-- start TASK INPUTS --

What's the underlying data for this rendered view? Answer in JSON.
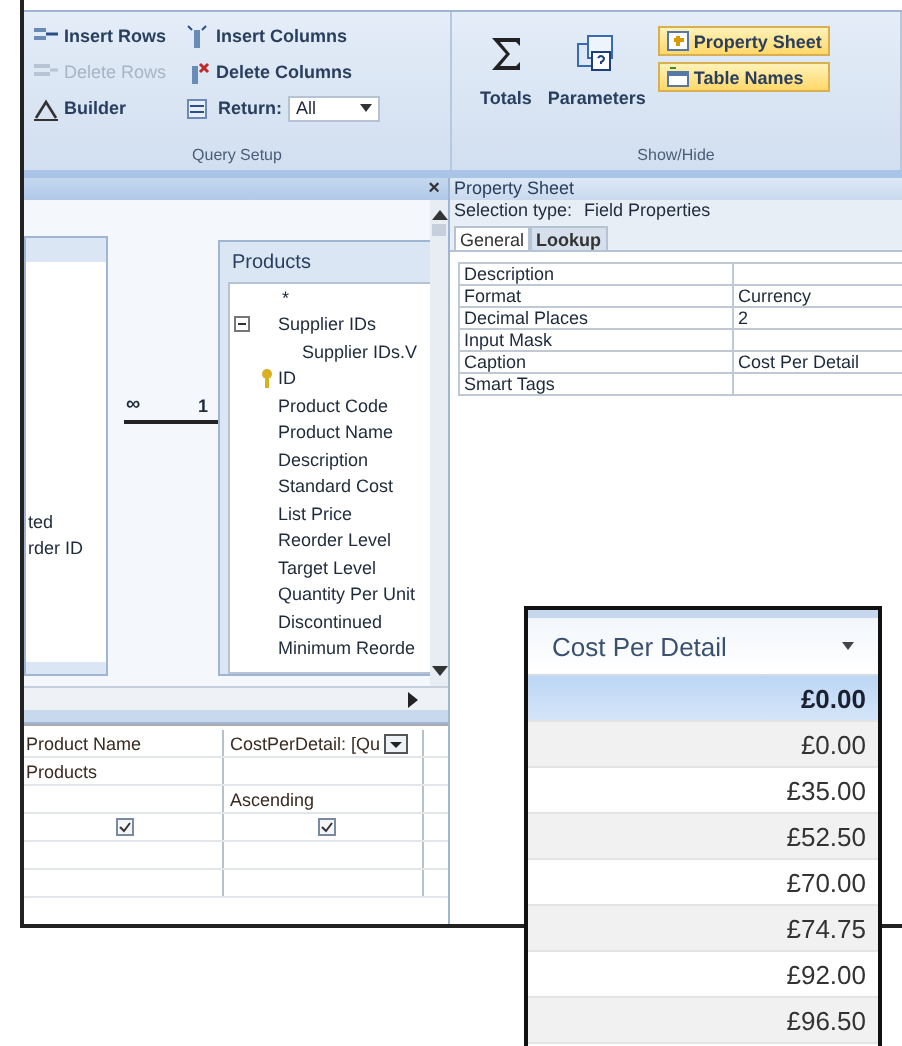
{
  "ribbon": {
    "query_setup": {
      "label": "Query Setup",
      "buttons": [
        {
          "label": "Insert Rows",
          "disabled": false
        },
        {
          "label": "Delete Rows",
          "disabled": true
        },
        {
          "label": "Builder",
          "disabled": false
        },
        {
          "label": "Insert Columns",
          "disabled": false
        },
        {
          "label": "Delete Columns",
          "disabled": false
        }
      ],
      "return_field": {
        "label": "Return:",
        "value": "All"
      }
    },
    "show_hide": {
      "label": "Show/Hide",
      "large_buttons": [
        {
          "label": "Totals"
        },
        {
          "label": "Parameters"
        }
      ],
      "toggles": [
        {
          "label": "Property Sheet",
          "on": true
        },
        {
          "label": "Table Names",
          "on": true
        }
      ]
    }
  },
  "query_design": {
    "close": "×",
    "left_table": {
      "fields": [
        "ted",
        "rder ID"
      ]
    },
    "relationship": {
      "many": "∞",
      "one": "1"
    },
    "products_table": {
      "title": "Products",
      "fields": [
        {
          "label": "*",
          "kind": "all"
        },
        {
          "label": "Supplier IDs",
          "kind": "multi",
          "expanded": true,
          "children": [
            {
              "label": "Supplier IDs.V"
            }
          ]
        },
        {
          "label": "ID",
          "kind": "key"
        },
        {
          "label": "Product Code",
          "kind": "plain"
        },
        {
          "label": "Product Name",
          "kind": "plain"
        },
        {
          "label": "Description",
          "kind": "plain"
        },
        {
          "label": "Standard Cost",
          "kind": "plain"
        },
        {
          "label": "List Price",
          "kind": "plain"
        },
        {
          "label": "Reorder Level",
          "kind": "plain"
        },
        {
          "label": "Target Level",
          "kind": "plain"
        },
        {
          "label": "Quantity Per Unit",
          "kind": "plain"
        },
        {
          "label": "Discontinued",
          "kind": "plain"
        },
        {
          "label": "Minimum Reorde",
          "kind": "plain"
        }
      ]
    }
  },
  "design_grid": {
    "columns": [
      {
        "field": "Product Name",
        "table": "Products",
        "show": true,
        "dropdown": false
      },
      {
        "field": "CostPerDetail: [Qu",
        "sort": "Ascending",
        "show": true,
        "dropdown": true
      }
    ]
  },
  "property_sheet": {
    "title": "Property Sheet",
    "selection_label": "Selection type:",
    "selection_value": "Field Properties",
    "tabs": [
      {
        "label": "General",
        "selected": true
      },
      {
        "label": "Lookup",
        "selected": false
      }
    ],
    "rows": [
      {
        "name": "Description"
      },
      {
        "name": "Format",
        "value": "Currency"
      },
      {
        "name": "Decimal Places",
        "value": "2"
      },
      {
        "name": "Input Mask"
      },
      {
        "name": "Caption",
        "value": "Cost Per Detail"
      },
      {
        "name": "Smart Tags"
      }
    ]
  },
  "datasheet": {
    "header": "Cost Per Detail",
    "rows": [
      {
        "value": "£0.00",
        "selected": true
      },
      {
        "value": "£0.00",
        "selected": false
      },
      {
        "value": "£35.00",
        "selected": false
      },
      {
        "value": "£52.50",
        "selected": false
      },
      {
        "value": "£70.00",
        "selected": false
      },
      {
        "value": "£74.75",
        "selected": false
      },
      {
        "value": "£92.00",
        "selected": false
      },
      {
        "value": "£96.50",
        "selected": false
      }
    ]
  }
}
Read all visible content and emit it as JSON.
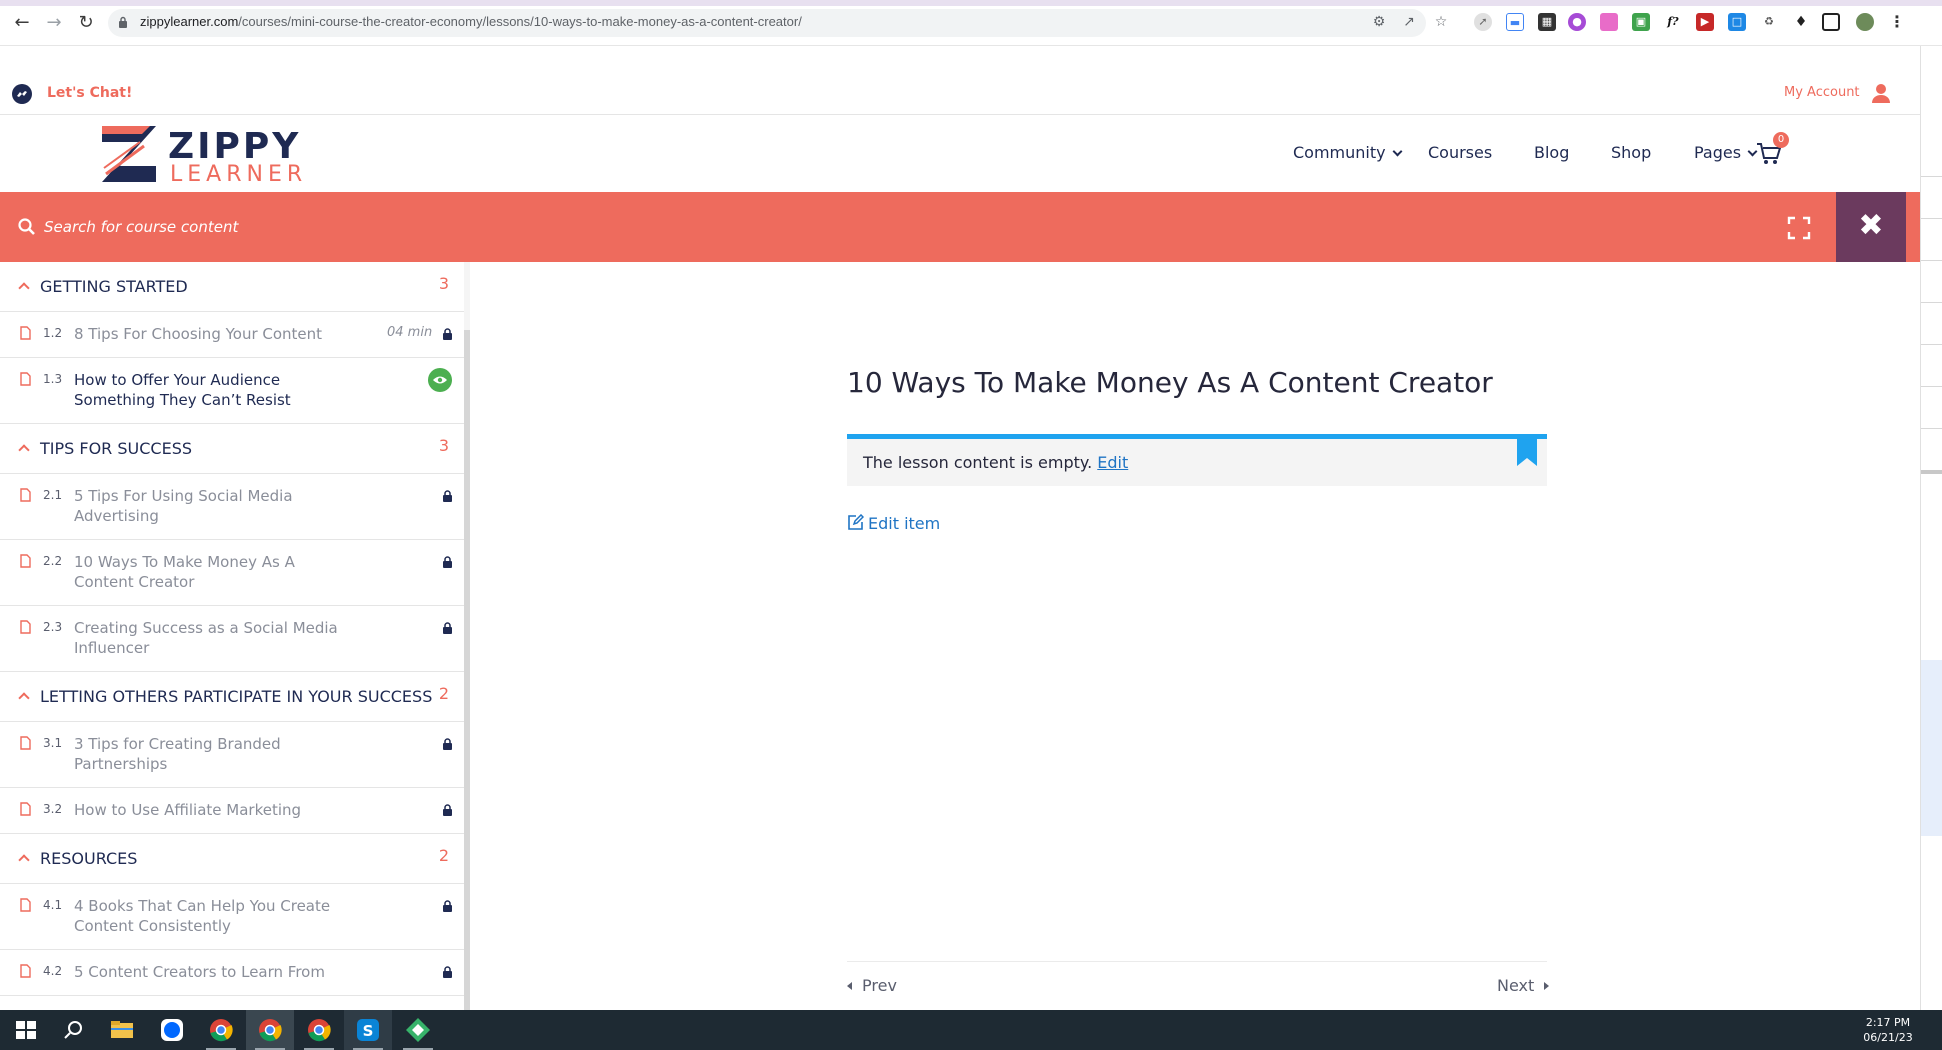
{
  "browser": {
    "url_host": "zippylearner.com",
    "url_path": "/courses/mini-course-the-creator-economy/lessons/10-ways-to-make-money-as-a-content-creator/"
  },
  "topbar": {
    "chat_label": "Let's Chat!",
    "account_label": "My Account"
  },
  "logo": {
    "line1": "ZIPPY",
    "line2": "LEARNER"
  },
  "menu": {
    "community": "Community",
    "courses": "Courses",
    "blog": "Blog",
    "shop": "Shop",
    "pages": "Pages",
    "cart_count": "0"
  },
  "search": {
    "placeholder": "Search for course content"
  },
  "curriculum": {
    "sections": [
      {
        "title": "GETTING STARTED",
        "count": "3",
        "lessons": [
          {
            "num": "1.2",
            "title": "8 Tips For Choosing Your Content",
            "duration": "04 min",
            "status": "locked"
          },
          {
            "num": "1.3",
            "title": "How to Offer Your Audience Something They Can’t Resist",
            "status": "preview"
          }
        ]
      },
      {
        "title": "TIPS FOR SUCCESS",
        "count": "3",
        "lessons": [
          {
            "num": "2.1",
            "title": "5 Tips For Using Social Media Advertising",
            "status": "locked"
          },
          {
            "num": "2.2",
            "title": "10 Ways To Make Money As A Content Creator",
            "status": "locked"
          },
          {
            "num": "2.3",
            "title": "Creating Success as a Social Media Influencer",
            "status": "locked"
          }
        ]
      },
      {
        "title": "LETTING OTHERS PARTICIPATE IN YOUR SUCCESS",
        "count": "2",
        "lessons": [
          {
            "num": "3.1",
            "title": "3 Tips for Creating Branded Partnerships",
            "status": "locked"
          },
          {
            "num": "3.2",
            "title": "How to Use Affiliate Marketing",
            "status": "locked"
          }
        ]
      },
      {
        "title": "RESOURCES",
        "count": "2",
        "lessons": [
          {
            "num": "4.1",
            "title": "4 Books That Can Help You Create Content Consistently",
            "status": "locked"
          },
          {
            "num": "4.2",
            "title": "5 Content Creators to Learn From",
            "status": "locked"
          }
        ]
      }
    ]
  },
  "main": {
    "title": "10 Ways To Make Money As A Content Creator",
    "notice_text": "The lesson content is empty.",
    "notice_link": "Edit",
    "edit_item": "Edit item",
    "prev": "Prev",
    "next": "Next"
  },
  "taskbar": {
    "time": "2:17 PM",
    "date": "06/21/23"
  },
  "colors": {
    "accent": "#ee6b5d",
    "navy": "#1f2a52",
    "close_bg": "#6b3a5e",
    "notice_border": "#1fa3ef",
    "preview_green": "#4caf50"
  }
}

-- end TASK INPUTS --

*PROBLEM TO SOLVE:*
Using the data above, write out every line exactly, leaving the images behind.

*OUTPUT FOR THIS EXERCISE:*
What's the underlying data for this rendered view? Answer in JSON.
{
  "ribbon": {
    "query_setup": {
      "label": "Query Setup",
      "buttons": [
        {
          "label": "Insert Rows",
          "disabled": false
        },
        {
          "label": "Delete Rows",
          "disabled": true
        },
        {
          "label": "Builder",
          "disabled": false
        },
        {
          "label": "Insert Columns",
          "disabled": false
        },
        {
          "label": "Delete Columns",
          "disabled": false
        }
      ],
      "return_field": {
        "label": "Return:",
        "value": "All"
      }
    },
    "show_hide": {
      "label": "Show/Hide",
      "large_buttons": [
        {
          "label": "Totals"
        },
        {
          "label": "Parameters"
        }
      ],
      "toggles": [
        {
          "label": "Property Sheet",
          "on": true
        },
        {
          "label": "Table Names",
          "on": true
        }
      ]
    }
  },
  "query_design": {
    "close": "×",
    "left_table": {
      "fields": [
        "ted",
        "rder ID"
      ]
    },
    "relationship": {
      "many": "∞",
      "one": "1"
    },
    "products_table": {
      "title": "Products",
      "fields": [
        {
          "label": "*",
          "kind": "all"
        },
        {
          "label": "Supplier IDs",
          "kind": "multi",
          "expanded": true,
          "children": [
            {
              "label": "Supplier IDs.V"
            }
          ]
        },
        {
          "label": "ID",
          "kind": "key"
        },
        {
          "label": "Product Code",
          "kind": "plain"
        },
        {
          "label": "Product Name",
          "kind": "plain"
        },
        {
          "label": "Description",
          "kind": "plain"
        },
        {
          "label": "Standard Cost",
          "kind": "plain"
        },
        {
          "label": "List Price",
          "kind": "plain"
        },
        {
          "label": "Reorder Level",
          "kind": "plain"
        },
        {
          "label": "Target Level",
          "kind": "plain"
        },
        {
          "label": "Quantity Per Unit",
          "kind": "plain"
        },
        {
          "label": "Discontinued",
          "kind": "plain"
        },
        {
          "label": "Minimum Reorde",
          "kind": "plain"
        }
      ]
    }
  },
  "design_grid": {
    "columns": [
      {
        "field": "Product Name",
        "table": "Products",
        "show": true,
        "dropdown": false
      },
      {
        "field": "CostPerDetail: [Qu",
        "sort": "Ascending",
        "show": true,
        "dropdown": true
      }
    ]
  },
  "property_sheet": {
    "title": "Property Sheet",
    "selection_label": "Selection type:",
    "selection_value": "Field Properties",
    "tabs": [
      {
        "label": "General",
        "selected": true
      },
      {
        "label": "Lookup",
        "selected": false
      }
    ],
    "rows": [
      {
        "name": "Description"
      },
      {
        "name": "Format",
        "value": "Currency"
      },
      {
        "name": "Decimal Places",
        "value": "2"
      },
      {
        "name": "Input Mask"
      },
      {
        "name": "Caption",
        "value": "Cost Per Detail"
      },
      {
        "name": "Smart Tags"
      }
    ]
  },
  "datasheet": {
    "header": "Cost Per Detail",
    "rows": [
      {
        "value": "£0.00",
        "selected": true
      },
      {
        "value": "£0.00",
        "selected": false
      },
      {
        "value": "£35.00",
        "selected": false
      },
      {
        "value": "£52.50",
        "selected": false
      },
      {
        "value": "£70.00",
        "selected": false
      },
      {
        "value": "£74.75",
        "selected": false
      },
      {
        "value": "£92.00",
        "selected": false
      },
      {
        "value": "£96.50",
        "selected": false
      }
    ]
  }
}
Read all visible content and emit it as JSON.
{
  "browser": {
    "url_host": "zippylearner.com",
    "url_path": "/courses/mini-course-the-creator-economy/lessons/10-ways-to-make-money-as-a-content-creator/"
  },
  "topbar": {
    "chat_label": "Let's Chat!",
    "account_label": "My Account"
  },
  "logo": {
    "line1": "ZIPPY",
    "line2": "LEARNER"
  },
  "menu": {
    "community": "Community",
    "courses": "Courses",
    "blog": "Blog",
    "shop": "Shop",
    "pages": "Pages",
    "cart_count": "0"
  },
  "search": {
    "placeholder": "Search for course content"
  },
  "curriculum": {
    "sections": [
      {
        "title": "GETTING STARTED",
        "count": "3",
        "lessons": [
          {
            "num": "1.2",
            "title": "8 Tips For Choosing Your Content",
            "duration": "04 min",
            "status": "locked"
          },
          {
            "num": "1.3",
            "title": "How to Offer Your Audience Something They Can’t Resist",
            "status": "preview"
          }
        ]
      },
      {
        "title": "TIPS FOR SUCCESS",
        "count": "3",
        "lessons": [
          {
            "num": "2.1",
            "title": "5 Tips For Using Social Media Advertising",
            "status": "locked"
          },
          {
            "num": "2.2",
            "title": "10 Ways To Make Money As A Content Creator",
            "status": "locked"
          },
          {
            "num": "2.3",
            "title": "Creating Success as a Social Media Influencer",
            "status": "locked"
          }
        ]
      },
      {
        "title": "LETTING OTHERS PARTICIPATE IN YOUR SUCCESS",
        "count": "2",
        "lessons": [
          {
            "num": "3.1",
            "title": "3 Tips for Creating Branded Partnerships",
            "status": "locked"
          },
          {
            "num": "3.2",
            "title": "How to Use Affiliate Marketing",
            "status": "locked"
          }
        ]
      },
      {
        "title": "RESOURCES",
        "count": "2",
        "lessons": [
          {
            "num": "4.1",
            "title": "4 Books That Can Help You Create Content Consistently",
            "status": "locked"
          },
          {
            "num": "4.2",
            "title": "5 Content Creators to Learn From",
            "status": "locked"
          }
        ]
      }
    ]
  },
  "main": {
    "title": "10 Ways To Make Money As A Content Creator",
    "notice_text": "The lesson content is empty.",
    "notice_link": "Edit",
    "edit_item": "Edit item",
    "prev": "Prev",
    "next": "Next"
  },
  "taskbar": {
    "time": "2:17 PM",
    "date": "06/21/23"
  },
  "colors": {
    "accent": "#ee6b5d",
    "navy": "#1f2a52",
    "close_bg": "#6b3a5e",
    "notice_border": "#1fa3ef",
    "preview_green": "#4caf50"
  }
}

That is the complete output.